- Stated exercise
Gather all lines from the material that contain "seiner".

- Data shown
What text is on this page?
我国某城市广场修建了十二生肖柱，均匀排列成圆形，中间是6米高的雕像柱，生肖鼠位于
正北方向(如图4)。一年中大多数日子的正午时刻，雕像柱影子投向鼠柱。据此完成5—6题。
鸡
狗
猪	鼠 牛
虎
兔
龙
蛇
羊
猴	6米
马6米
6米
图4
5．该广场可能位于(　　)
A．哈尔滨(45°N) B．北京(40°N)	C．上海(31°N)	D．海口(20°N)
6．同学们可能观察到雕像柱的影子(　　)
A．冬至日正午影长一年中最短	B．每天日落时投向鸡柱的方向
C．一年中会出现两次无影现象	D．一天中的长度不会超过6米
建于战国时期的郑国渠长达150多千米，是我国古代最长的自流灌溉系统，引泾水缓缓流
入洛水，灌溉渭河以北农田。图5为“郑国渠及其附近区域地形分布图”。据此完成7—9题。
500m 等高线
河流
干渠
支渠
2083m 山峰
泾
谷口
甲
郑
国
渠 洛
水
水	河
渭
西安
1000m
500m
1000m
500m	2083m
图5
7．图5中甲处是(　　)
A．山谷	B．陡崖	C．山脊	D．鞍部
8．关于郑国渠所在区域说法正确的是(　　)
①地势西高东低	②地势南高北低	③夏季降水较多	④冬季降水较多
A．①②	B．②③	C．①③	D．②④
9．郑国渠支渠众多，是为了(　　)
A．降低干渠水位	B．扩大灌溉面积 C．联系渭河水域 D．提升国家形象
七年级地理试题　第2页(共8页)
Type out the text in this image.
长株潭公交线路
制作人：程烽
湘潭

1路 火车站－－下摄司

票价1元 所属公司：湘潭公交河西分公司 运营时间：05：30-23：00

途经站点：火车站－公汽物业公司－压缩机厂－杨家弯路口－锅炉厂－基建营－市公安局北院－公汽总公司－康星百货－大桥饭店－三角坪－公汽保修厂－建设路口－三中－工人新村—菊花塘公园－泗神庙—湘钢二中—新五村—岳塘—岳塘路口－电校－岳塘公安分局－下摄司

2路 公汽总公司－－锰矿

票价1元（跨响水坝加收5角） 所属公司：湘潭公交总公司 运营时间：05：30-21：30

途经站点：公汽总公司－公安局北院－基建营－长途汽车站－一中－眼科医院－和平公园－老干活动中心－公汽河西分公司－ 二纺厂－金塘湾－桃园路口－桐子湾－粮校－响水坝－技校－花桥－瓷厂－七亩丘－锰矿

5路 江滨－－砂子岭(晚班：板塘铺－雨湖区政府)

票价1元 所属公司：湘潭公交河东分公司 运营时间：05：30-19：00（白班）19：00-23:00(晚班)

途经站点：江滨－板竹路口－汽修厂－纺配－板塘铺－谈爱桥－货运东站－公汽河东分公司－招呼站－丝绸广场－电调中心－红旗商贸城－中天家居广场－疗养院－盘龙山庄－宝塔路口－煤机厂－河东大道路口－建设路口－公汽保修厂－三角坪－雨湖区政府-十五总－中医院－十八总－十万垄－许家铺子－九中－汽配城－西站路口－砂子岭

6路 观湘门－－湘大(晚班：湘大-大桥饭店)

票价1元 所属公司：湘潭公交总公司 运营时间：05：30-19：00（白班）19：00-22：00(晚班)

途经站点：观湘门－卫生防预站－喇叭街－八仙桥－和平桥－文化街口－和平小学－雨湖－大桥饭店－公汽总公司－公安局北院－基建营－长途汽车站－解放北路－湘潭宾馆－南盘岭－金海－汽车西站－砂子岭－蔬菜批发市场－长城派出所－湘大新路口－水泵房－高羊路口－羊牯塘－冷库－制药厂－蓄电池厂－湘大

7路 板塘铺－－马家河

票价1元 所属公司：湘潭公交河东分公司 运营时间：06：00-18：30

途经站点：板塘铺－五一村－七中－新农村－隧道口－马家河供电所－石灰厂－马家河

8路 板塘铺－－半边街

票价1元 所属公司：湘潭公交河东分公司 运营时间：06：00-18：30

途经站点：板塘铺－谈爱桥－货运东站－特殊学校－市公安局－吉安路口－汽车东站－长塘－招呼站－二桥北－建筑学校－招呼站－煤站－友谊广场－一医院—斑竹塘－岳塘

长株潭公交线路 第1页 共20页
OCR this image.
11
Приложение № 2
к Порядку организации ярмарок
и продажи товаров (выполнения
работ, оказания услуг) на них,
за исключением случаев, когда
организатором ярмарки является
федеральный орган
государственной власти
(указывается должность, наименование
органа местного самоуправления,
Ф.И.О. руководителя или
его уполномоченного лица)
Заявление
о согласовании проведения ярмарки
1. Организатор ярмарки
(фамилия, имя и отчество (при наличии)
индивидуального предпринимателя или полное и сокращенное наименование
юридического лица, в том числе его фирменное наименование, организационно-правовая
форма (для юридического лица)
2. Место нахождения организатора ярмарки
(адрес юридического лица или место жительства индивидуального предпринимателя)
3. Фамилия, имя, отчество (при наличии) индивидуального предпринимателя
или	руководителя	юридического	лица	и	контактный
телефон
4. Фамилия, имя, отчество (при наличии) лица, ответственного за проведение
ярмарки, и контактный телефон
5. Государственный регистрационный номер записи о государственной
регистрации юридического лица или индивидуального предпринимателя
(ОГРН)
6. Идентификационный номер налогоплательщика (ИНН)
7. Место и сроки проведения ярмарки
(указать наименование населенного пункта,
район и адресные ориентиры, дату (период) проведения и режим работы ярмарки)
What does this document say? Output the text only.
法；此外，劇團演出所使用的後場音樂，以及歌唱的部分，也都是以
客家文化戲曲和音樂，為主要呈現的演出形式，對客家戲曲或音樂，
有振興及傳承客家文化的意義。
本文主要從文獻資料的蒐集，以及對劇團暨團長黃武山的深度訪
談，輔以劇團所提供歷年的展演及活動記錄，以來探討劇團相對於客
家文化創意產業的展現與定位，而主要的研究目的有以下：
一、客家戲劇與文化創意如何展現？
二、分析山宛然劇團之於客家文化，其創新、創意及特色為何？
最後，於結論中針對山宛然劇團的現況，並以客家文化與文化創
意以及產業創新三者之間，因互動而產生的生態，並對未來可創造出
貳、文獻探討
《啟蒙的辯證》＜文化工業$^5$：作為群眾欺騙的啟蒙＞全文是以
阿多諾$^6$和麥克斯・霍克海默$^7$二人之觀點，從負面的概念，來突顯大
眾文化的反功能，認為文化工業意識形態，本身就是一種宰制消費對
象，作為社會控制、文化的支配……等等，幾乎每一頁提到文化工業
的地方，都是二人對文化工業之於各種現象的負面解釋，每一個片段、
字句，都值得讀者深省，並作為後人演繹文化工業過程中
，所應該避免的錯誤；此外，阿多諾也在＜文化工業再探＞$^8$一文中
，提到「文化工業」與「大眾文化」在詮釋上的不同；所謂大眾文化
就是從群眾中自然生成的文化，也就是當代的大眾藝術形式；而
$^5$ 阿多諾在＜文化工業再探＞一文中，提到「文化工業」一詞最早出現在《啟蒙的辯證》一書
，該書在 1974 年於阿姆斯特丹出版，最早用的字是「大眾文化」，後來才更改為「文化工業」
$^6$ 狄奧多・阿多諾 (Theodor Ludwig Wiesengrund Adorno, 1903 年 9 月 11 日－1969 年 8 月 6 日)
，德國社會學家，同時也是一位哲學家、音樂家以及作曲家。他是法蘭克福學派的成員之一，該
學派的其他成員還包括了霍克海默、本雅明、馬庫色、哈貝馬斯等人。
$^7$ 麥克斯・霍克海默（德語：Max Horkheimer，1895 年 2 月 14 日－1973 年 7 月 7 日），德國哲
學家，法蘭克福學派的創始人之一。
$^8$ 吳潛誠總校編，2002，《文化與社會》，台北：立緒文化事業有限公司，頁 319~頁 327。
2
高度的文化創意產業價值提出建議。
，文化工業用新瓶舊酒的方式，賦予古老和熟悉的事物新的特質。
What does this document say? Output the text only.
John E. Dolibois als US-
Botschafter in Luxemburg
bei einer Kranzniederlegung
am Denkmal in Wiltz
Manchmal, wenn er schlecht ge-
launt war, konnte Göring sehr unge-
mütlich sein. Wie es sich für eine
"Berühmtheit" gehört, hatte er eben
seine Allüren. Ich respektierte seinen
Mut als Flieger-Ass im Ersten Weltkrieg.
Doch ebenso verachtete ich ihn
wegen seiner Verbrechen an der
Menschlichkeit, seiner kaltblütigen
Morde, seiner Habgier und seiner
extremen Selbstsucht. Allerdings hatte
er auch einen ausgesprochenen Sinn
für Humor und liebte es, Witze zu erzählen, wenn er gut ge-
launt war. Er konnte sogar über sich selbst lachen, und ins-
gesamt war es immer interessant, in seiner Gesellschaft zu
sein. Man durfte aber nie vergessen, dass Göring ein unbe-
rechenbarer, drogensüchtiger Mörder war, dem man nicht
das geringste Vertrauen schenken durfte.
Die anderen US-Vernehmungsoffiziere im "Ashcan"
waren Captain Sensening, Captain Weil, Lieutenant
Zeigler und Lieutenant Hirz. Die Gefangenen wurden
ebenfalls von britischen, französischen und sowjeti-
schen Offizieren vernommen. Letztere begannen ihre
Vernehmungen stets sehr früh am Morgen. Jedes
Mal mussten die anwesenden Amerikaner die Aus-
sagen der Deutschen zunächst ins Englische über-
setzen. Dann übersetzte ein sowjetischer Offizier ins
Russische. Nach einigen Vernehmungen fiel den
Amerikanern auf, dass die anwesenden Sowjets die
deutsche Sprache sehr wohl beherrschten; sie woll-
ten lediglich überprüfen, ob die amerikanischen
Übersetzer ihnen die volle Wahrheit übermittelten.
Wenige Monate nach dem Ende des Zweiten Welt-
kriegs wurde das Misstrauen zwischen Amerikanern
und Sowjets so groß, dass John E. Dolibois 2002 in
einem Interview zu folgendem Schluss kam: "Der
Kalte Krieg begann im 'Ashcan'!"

- The completed task
wegen seiner Verbrechen an der
Menschlichkeit, seiner kaltblütigen
Morde, seiner Habgier und seiner
gesamt war es immer interessant, in seiner Gesellschaft zu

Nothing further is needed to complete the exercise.